***** Page excerpt

[ExI] Libertarianism isn't the problem---Libertarians are

Lee Corbin lcorbin at rawbw.com
Sun Apr 5 01:35:40 UTC 2009


I'm as much a conservative as a libertarian. Here is why:

Few libertarians fully appreciate how difficult it is
for a civilization to rise to the point that freedom
of speech, freedom of the press, the legal right to
peacefully assemble, and the legal right to say anything
that one pleases are at all possible.

Yes, I mean *possible*---capable of being instituted
at all.

It tooks many hundreds of years, chiefly in England
and the American colonies, but throughout much of
western Europe for the necessary preconditions to
evolve.

Even the finest libertarians that I know, e.g. Rafal S.,
seem to think that the exalted liberties we so celebrate
on this list and thousands like it can operate in a
vacuum. Put these people down in Tokagawa Japan, Hammerabi's
Babylon, or Cicero's Rome, and they'd instantly try to
persuade the ruler or rules of the incomparable virtues
of libertarianism. Of course, any ruler foolish enough
to listen to them would be instantly deposed.
(This actually was Cicero's mistake: he didn't realize
that the ancient Rome he loved was already dead, and
that the Republican values he cherished were not any
longer feasible. He should have supported Caesar, a
good dictator, rather than oppose him.)

**********
***** Data excerpts

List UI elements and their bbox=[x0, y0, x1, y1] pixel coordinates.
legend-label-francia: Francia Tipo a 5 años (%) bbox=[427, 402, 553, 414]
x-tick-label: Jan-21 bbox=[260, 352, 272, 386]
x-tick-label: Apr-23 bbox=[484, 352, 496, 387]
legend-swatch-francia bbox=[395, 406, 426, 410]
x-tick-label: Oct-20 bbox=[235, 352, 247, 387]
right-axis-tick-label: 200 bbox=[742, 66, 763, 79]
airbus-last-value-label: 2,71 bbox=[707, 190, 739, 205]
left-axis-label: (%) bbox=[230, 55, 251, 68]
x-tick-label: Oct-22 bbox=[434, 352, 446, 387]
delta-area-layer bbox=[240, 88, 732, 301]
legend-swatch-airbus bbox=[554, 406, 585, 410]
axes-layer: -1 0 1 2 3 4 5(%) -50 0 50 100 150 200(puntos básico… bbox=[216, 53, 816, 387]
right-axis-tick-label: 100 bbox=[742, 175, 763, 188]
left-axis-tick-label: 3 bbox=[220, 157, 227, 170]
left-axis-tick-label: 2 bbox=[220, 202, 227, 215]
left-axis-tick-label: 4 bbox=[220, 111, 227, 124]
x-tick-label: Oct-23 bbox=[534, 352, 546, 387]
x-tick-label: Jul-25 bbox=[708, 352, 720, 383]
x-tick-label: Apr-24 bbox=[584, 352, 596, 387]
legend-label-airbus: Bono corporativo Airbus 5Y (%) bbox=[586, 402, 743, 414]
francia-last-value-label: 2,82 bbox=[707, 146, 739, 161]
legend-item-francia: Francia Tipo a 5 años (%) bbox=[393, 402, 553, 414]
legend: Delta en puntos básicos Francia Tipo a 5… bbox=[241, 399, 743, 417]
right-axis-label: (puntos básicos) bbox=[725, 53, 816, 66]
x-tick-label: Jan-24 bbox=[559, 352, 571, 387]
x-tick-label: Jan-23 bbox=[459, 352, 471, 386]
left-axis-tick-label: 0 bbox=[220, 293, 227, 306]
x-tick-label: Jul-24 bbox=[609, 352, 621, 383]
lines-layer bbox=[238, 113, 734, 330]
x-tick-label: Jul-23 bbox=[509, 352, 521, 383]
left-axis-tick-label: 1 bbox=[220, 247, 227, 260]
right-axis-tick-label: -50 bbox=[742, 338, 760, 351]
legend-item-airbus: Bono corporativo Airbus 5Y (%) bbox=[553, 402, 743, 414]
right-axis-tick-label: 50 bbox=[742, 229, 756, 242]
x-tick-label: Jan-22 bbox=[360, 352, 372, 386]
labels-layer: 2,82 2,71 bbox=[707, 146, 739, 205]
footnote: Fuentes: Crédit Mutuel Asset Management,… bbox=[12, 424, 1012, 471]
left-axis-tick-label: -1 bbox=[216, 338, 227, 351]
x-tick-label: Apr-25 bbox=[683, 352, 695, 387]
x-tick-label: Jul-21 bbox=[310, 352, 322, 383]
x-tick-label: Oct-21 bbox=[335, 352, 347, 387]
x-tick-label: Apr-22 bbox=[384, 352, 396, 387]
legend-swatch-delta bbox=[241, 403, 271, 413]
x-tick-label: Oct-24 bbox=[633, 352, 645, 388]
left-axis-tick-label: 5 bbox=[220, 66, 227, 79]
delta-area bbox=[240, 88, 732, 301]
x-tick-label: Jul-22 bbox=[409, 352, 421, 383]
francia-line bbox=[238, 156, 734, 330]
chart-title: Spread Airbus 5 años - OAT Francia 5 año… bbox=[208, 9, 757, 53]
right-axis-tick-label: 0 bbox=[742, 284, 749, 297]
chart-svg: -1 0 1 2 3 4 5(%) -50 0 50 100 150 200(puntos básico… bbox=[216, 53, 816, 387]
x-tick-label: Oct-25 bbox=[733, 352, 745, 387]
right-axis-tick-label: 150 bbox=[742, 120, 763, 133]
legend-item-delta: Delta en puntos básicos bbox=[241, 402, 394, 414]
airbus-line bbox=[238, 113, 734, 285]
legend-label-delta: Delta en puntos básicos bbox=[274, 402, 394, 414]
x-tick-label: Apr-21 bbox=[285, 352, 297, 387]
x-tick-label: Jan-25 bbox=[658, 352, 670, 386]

**********

Directions: Return the mailing-list post on libertarianism from above, word for word and in full.

Answer below:
[ExI] Libertarianism isn't the problem---Libertarians are

Lee Corbin lcorbin at rawbw.com
Sun Apr 5 01:35:40 UTC 2009


I'm as much a conservative as a libertarian. Here is why:

Few libertarians fully appreciate how difficult it is
for a civilization to rise to the point that freedom
of speech, freedom of the press, the legal right to
peacefully assemble, and the legal right to say anything
that one pleases are at all possible.

Yes, I mean *possible*---capable of being instituted
at all.

It tooks many hundreds of years, chiefly in England
and the American colonies, but throughout much of
western Europe for the necessary preconditions to
evolve.

Even the finest libertarians that I know, e.g. Rafal S.,
seem to think that the exalted liberties we so celebrate
on this list and thousands like it can operate in a
vacuum. Put these people down in Tokagawa Japan, Hammerabi's
Babylon, or Cicero's Rome, and they'd instantly try to
persuade the ruler or rules of the incomparable virtues
of libertarianism. Of course, any ruler foolish enough
to listen to them would be instantly deposed.
(This actually was Cicero's mistake: he didn't realize
that the ancient Rome he loved was already dead, and
that the Republican values he cherished were not any
longer feasible. He should have supported Caesar, a
good dictator, rather than oppose him.)